#### The records

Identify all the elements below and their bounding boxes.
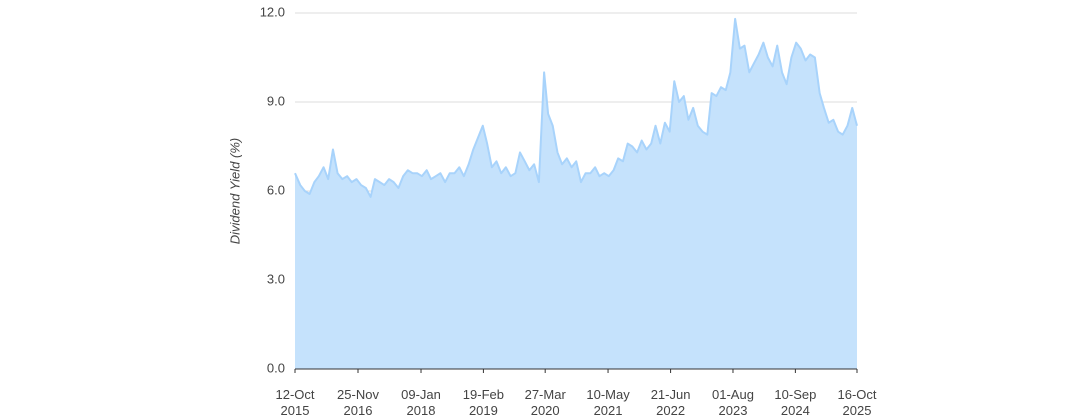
x-tick-label-line: 2019 (469, 403, 498, 418)
area (295, 18, 857, 370)
x-tick-label-line: 2023 (719, 403, 748, 418)
x-tick-label-line: 2022 (656, 403, 685, 418)
x-tick-label-line: 09-Jan (401, 387, 441, 402)
x-tick-label-line: 27-Mar (525, 387, 567, 402)
x-tick-label-line: 2024 (781, 403, 810, 418)
x-tick-label-line: 2025 (843, 403, 872, 418)
x-tick-label: 16-Oct 2025 (837, 387, 876, 418)
x-tick-label: 25-Nov 2016 (337, 387, 379, 418)
x-tick-label-line: 16-Oct (837, 387, 876, 402)
y-tick-label: 6.0 (267, 182, 285, 197)
line (294, 17, 858, 198)
x-tick-label-line: 2016 (344, 403, 373, 418)
x-tick-label: 21-Jun 2022 (651, 387, 691, 418)
x-tick-label: 09-Jan 2018 (401, 387, 441, 418)
x-tick-label-line: 2018 (407, 403, 436, 418)
x-tick-label-line: 01-Aug (712, 387, 754, 402)
x-tick-label-line: 2021 (594, 403, 623, 418)
x-tick-label: 10-May 2021 (586, 387, 630, 418)
y-tick-label: 9.0 (267, 93, 285, 108)
y-tick-label: 0.0 (267, 360, 285, 375)
x-tick-label: 12-Oct 2015 (275, 387, 314, 418)
y-tick-label: 12.0 (260, 4, 285, 19)
x-tick-label-line: 10-Sep (774, 387, 816, 402)
x-tick-label-line: 10-May (586, 387, 630, 402)
x-tick-label-line: 19-Feb (463, 387, 504, 402)
x-tick-label: 19-Feb 2019 (463, 387, 504, 418)
y-tick-label: 3.0 (267, 271, 285, 286)
x-tick-label-line: 21-Jun (651, 387, 691, 402)
x-tick-label: 10-Sep 2024 (774, 387, 816, 418)
x-tick-label: 01-Aug 2023 (712, 387, 754, 418)
x-tick-label: 27-Mar 2020 (525, 387, 567, 418)
x-tick-label-line: 2020 (531, 403, 560, 418)
x-tick-label-line: 25-Nov (337, 387, 379, 402)
x-tick-label-line: 12-Oct (275, 387, 314, 402)
y-axis-label: Dividend Yield (%) (227, 138, 242, 244)
x-tick-label-line: 2015 (281, 403, 310, 418)
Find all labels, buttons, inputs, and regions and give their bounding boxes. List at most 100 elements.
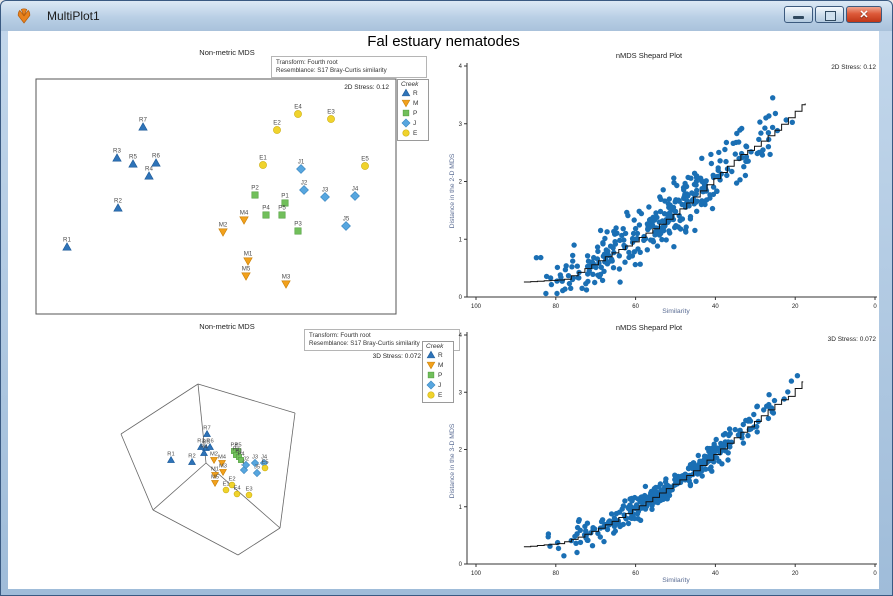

########

Task → Copy every line of the listing above word for word, leaving out the pictures.

Reply →
Identify all the elements below and their bounding boxes.
x-tick-label-line: 2019 (469, 403, 498, 418)
area (295, 18, 857, 370)
x-tick-label-line: 2023 (719, 403, 748, 418)
x-tick-label-line: 2022 (656, 403, 685, 418)
x-tick-label-line: 09-Jan (401, 387, 441, 402)
x-tick-label-line: 27-Mar (525, 387, 567, 402)
x-tick-label-line: 2024 (781, 403, 810, 418)
x-tick-label-line: 2025 (843, 403, 872, 418)
x-tick-label: 16-Oct 2025 (837, 387, 876, 418)
x-tick-label: 25-Nov 2016 (337, 387, 379, 418)
x-tick-label-line: 16-Oct (837, 387, 876, 402)
y-tick-label: 6.0 (267, 182, 285, 197)
line (294, 17, 858, 198)
x-tick-label-line: 2016 (344, 403, 373, 418)
x-tick-label: 21-Jun 2022 (651, 387, 691, 418)
x-tick-label: 09-Jan 2018 (401, 387, 441, 418)
x-tick-label-line: 2018 (407, 403, 436, 418)
x-tick-label-line: 01-Aug (712, 387, 754, 402)
x-tick-label-line: 2021 (594, 403, 623, 418)
x-tick-label: 10-May 2021 (586, 387, 630, 418)
y-tick-label: 9.0 (267, 93, 285, 108)
y-tick-label: 0.0 (267, 360, 285, 375)
x-tick-label: 12-Oct 2015 (275, 387, 314, 418)
y-tick-label: 12.0 (260, 4, 285, 19)
x-tick-label-line: 10-Sep (774, 387, 816, 402)
x-tick-label-line: 10-May (586, 387, 630, 402)
x-tick-label-line: 19-Feb (463, 387, 504, 402)
x-tick-label: 19-Feb 2019 (463, 387, 504, 418)
y-tick-label: 3.0 (267, 271, 285, 286)
x-tick-label-line: 21-Jun (651, 387, 691, 402)
x-tick-label: 10-Sep 2024 (774, 387, 816, 418)
x-tick-label: 01-Aug 2023 (712, 387, 754, 418)
x-tick-label: 27-Mar 2020 (525, 387, 567, 418)
x-tick-label-line: 2020 (531, 403, 560, 418)
x-tick-label-line: 25-Nov (337, 387, 379, 402)
x-tick-label-line: 12-Oct (275, 387, 314, 402)
y-axis-label: Dividend Yield (%) (227, 138, 242, 244)
x-tick-label-line: 2015 (281, 403, 310, 418)
Find all labels, buttons, inputs, and regions and give their bounding boxes. List at most 100 elements.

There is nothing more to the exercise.